Written task:
Print every line of the listing exactly, please.

BEGIN Data supplied

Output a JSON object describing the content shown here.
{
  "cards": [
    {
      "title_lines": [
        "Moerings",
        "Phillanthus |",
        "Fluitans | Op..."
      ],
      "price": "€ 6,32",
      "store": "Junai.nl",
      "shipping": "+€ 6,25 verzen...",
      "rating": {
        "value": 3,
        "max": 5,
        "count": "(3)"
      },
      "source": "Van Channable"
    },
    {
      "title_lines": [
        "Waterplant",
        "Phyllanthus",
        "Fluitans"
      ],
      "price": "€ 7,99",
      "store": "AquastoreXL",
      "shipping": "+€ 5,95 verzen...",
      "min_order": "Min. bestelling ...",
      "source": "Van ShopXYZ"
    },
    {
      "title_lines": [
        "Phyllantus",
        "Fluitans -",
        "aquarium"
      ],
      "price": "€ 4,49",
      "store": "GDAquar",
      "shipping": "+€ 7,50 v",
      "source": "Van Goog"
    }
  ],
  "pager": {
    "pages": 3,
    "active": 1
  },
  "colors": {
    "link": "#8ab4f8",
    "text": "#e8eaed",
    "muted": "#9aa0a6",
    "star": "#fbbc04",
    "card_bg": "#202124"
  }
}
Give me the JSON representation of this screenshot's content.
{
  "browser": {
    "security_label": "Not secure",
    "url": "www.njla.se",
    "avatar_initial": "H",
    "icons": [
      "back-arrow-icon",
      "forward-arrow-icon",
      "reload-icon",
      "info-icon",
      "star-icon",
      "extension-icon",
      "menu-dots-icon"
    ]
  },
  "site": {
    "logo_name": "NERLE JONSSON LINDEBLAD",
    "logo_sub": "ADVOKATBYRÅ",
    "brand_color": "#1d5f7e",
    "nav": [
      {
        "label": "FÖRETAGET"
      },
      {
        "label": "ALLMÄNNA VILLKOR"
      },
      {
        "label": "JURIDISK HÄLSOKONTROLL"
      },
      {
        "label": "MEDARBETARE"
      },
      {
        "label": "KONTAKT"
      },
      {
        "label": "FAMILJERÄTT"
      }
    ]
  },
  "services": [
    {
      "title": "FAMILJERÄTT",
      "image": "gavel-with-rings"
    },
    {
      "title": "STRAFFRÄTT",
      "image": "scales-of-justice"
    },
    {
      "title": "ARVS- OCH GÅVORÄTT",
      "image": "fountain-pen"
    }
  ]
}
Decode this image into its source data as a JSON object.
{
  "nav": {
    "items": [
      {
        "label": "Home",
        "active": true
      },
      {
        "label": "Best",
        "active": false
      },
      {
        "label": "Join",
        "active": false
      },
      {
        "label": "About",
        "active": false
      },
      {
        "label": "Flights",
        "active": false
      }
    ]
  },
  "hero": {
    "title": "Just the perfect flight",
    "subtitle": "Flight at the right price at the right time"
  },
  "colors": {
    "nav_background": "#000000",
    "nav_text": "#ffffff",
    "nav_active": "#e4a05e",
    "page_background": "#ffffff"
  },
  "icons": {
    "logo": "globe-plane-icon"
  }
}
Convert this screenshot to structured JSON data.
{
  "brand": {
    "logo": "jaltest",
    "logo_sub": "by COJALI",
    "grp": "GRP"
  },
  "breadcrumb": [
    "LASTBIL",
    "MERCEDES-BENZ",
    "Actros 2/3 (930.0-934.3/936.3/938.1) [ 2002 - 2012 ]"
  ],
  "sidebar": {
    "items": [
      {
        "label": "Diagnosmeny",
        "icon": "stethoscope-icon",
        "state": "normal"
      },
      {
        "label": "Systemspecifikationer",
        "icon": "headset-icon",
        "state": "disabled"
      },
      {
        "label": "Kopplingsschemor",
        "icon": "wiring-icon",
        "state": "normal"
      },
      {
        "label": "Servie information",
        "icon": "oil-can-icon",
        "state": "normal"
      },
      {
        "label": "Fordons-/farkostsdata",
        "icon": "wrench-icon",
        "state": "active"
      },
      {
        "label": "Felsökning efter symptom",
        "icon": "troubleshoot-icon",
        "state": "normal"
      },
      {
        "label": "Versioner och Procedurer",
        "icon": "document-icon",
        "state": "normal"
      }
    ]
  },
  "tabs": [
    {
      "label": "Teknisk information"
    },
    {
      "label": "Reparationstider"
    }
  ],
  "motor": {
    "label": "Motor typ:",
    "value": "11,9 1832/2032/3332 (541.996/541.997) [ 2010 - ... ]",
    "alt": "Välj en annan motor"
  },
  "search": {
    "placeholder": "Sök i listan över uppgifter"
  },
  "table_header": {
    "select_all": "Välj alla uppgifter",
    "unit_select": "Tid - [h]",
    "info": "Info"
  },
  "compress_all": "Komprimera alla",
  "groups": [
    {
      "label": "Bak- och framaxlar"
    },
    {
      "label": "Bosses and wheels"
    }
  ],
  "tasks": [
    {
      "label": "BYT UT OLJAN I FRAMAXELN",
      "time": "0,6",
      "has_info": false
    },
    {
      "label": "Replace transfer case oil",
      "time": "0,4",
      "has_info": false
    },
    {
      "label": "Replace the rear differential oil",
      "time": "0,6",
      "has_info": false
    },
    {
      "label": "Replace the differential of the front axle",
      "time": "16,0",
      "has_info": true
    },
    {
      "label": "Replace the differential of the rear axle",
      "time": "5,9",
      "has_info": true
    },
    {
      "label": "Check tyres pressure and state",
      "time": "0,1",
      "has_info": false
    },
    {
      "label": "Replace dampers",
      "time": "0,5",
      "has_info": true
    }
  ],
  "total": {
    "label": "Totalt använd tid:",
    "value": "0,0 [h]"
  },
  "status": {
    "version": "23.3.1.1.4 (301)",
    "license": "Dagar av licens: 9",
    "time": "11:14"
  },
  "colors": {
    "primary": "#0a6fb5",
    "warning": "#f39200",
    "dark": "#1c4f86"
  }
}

END Data supplied

Response to the task:
Output a JSON object describing the content shown here.
{
  "cards": [
    {
      "title_lines": [
        "Moerings",
        "Phillanthus |",
        "Fluitans | Op..."
      ],
      "price": "€ 6,32",
      "store": "Junai.nl",
      "shipping": "+€ 6,25 verzen...",
      "rating": {
        "value": 3,
        "max": 5,
        "count": "(3)"
      },
      "source": "Van Channable"
    },
    {
      "title_lines": [
        "Waterplant",
        "Phyllanthus",
        "Fluitans"
      ],
      "price": "€ 7,99",
      "store": "AquastoreXL",
      "shipping": "+€ 5,95 verzen...",
      "min_order": "Min. bestelling ...",
      "source": "Van ShopXYZ"
    },
    {
      "title_lines": [
        "Phyllantus",
        "Fluitans -",
        "aquarium"
      ],
      "price": "€ 4,49",
      "store": "GDAquar",
      "shipping": "+€ 7,50 v",
      "source": "Van Goog"
    }
  ],
  "pager": {
    "pages": 3,
    "active": 1
  },
  "colors": {
    "link": "#8ab4f8",
    "text": "#e8eaed",
    "muted": "#9aa0a6",
    "star": "#fbbc04",
    "card_bg": "#202124"
  }
}
Give me the JSON representation of this screenshot's content.
{
  "browser": {
    "security_label": "Not secure",
    "url": "www.njla.se",
    "avatar_initial": "H",
    "icons": [
      "back-arrow-icon",
      "forward-arrow-icon",
      "reload-icon",
      "info-icon",
      "star-icon",
      "extension-icon",
      "menu-dots-icon"
    ]
  },
  "site": {
    "logo_name": "NERLE JONSSON LINDEBLAD",
    "logo_sub": "ADVOKATBYRÅ",
    "brand_color": "#1d5f7e",
    "nav": [
      {
        "label": "FÖRETAGET"
      },
      {
        "label": "ALLMÄNNA VILLKOR"
      },
      {
        "label": "JURIDISK HÄLSOKONTROLL"
      },
      {
        "label": "MEDARBETARE"
      },
      {
        "label": "KONTAKT"
      },
      {
        "label": "FAMILJERÄTT"
      }
    ]
  },
  "services": [
    {
      "title": "FAMILJERÄTT",
      "image": "gavel-with-rings"
    },
    {
      "title": "STRAFFRÄTT",
      "image": "scales-of-justice"
    },
    {
      "title": "ARVS- OCH GÅVORÄTT",
      "image": "fountain-pen"
    }
  ]
}
Decode this image into its source data as a JSON object.
{
  "nav": {
    "items": [
      {
        "label": "Home",
        "active": true
      },
      {
        "label": "Best",
        "active": false
      },
      {
        "label": "Join",
        "active": false
      },
      {
        "label": "About",
        "active": false
      },
      {
        "label": "Flights",
        "active": false
      }
    ]
  },
  "hero": {
    "title": "Just the perfect flight",
    "subtitle": "Flight at the right price at the right time"
  },
  "colors": {
    "nav_background": "#000000",
    "nav_text": "#ffffff",
    "nav_active": "#e4a05e",
    "page_background": "#ffffff"
  },
  "icons": {
    "logo": "globe-plane-icon"
  }
}
Convert this screenshot to structured JSON data.
{
  "brand": {
    "logo": "jaltest",
    "logo_sub": "by COJALI",
    "grp": "GRP"
  },
  "breadcrumb": [
    "LASTBIL",
    "MERCEDES-BENZ",
    "Actros 2/3 (930.0-934.3/936.3/938.1) [ 2002 - 2012 ]"
  ],
  "sidebar": {
    "items": [
      {
        "label": "Diagnosmeny",
        "icon": "stethoscope-icon",
        "state": "normal"
      },
      {
        "label": "Systemspecifikationer",
        "icon": "headset-icon",
        "state": "disabled"
      },
      {
        "label": "Kopplingsschemor",
        "icon": "wiring-icon",
        "state": "normal"
      },
      {
        "label": "Servie information",
        "icon": "oil-can-icon",
        "state": "normal"
      },
      {
        "label": "Fordons-/farkostsdata",
        "icon": "wrench-icon",
        "state": "active"
      },
      {
        "label": "Felsökning efter symptom",
        "icon": "troubleshoot-icon",
        "state": "normal"
      },
      {
        "label": "Versioner och Procedurer",
        "icon": "document-icon",
        "state": "normal"
      }
    ]
  },
  "tabs": [
    {
      "label": "Teknisk information"
    },
    {
      "label": "Reparationstider"
    }
  ],
  "motor": {
    "label": "Motor typ:",
    "value": "11,9 1832/2032/3332 (541.996/541.997) [ 2010 - ... ]",
    "alt": "Välj en annan motor"
  },
  "search": {
    "placeholder": "Sök i listan över uppgifter"
  },
  "table_header": {
    "select_all": "Välj alla uppgifter",
    "unit_select": "Tid - [h]",
    "info": "Info"
  },
  "compress_all": "Komprimera alla",
  "groups": [
    {
      "label": "Bak- och framaxlar"
    },
    {
      "label": "Bosses and wheels"
    }
  ],
  "tasks": [
    {
      "label": "BYT UT OLJAN I FRAMAXELN",
      "time": "0,6",
      "has_info": false
    },
    {
      "label": "Replace transfer case oil",
      "time": "0,4",
      "has_info": false
    },
    {
      "label": "Replace the rear differential oil",
      "time": "0,6",
      "has_info": false
    },
    {
      "label": "Replace the differential of the front axle",
      "time": "16,0",
      "has_info": true
    },
    {
      "label": "Replace the differential of the rear axle",
      "time": "5,9",
      "has_info": true
    },
    {
      "label": "Check tyres pressure and state",
      "time": "0,1",
      "has_info": false
    },
    {
      "label": "Replace dampers",
      "time": "0,5",
      "has_info": true
    }
  ],
  "total": {
    "label": "Totalt använd tid:",
    "value": "0,0 [h]"
  },
  "status": {
    "version": "23.3.1.1.4 (301)",
    "license": "Dagar av licens: 9",
    "time": "11:14"
  },
  "colors": {
    "primary": "#0a6fb5",
    "warning": "#f39200",
    "dark": "#1c4f86"
  }
}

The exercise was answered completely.